___ Record set ___

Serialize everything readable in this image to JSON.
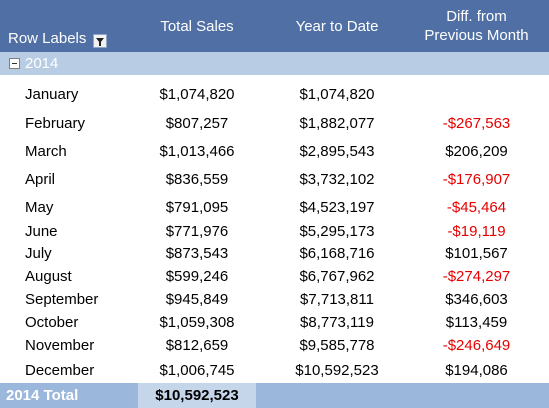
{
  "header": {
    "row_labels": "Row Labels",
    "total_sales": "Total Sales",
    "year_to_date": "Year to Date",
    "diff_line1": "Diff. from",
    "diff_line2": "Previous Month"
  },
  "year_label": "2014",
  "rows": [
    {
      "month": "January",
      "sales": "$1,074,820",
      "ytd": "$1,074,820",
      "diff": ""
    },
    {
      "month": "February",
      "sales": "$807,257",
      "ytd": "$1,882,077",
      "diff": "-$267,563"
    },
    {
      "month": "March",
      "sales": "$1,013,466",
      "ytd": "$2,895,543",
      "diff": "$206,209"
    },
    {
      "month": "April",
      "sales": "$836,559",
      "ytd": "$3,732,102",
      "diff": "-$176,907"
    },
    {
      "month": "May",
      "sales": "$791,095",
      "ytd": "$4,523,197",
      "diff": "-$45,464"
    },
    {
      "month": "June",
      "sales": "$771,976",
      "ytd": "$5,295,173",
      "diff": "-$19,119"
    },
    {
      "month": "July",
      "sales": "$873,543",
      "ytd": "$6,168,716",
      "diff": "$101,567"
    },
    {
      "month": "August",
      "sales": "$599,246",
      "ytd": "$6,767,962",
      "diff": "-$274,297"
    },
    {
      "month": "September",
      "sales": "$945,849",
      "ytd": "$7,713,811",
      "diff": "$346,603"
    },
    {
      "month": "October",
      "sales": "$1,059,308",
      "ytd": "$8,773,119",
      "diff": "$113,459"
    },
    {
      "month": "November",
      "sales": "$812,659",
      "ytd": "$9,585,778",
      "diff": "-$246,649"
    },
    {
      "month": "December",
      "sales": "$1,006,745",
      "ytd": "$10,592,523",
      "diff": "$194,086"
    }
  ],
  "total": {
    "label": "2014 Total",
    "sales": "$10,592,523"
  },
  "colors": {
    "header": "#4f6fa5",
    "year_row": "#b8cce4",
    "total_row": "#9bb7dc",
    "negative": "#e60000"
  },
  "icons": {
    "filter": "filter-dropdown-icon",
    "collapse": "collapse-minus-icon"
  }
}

___

Problem details. Omit pictures; set down the rest of the material word for word.

Exercise answer.
Serialize everything readable in this image to JSON.
{
  "header": {
    "row_labels": "Row Labels",
    "total_sales": "Total Sales",
    "year_to_date": "Year to Date",
    "diff_line1": "Diff. from",
    "diff_line2": "Previous Month"
  },
  "year_label": "2014",
  "rows": [
    {
      "month": "January",
      "sales": "$1,074,820",
      "ytd": "$1,074,820",
      "diff": ""
    },
    {
      "month": "February",
      "sales": "$807,257",
      "ytd": "$1,882,077",
      "diff": "-$267,563"
    },
    {
      "month": "March",
      "sales": "$1,013,466",
      "ytd": "$2,895,543",
      "diff": "$206,209"
    },
    {
      "month": "April",
      "sales": "$836,559",
      "ytd": "$3,732,102",
      "diff": "-$176,907"
    },
    {
      "month": "May",
      "sales": "$791,095",
      "ytd": "$4,523,197",
      "diff": "-$45,464"
    },
    {
      "month": "June",
      "sales": "$771,976",
      "ytd": "$5,295,173",
      "diff": "-$19,119"
    },
    {
      "month": "July",
      "sales": "$873,543",
      "ytd": "$6,168,716",
      "diff": "$101,567"
    },
    {
      "month": "August",
      "sales": "$599,246",
      "ytd": "$6,767,962",
      "diff": "-$274,297"
    },
    {
      "month": "September",
      "sales": "$945,849",
      "ytd": "$7,713,811",
      "diff": "$346,603"
    },
    {
      "month": "October",
      "sales": "$1,059,308",
      "ytd": "$8,773,119",
      "diff": "$113,459"
    },
    {
      "month": "November",
      "sales": "$812,659",
      "ytd": "$9,585,778",
      "diff": "-$246,649"
    },
    {
      "month": "December",
      "sales": "$1,006,745",
      "ytd": "$10,592,523",
      "diff": "$194,086"
    }
  ],
  "total": {
    "label": "2014 Total",
    "sales": "$10,592,523"
  },
  "colors": {
    "header": "#4f6fa5",
    "year_row": "#b8cce4",
    "total_row": "#9bb7dc",
    "negative": "#e60000"
  },
  "icons": {
    "filter": "filter-dropdown-icon",
    "collapse": "collapse-minus-icon"
  }
}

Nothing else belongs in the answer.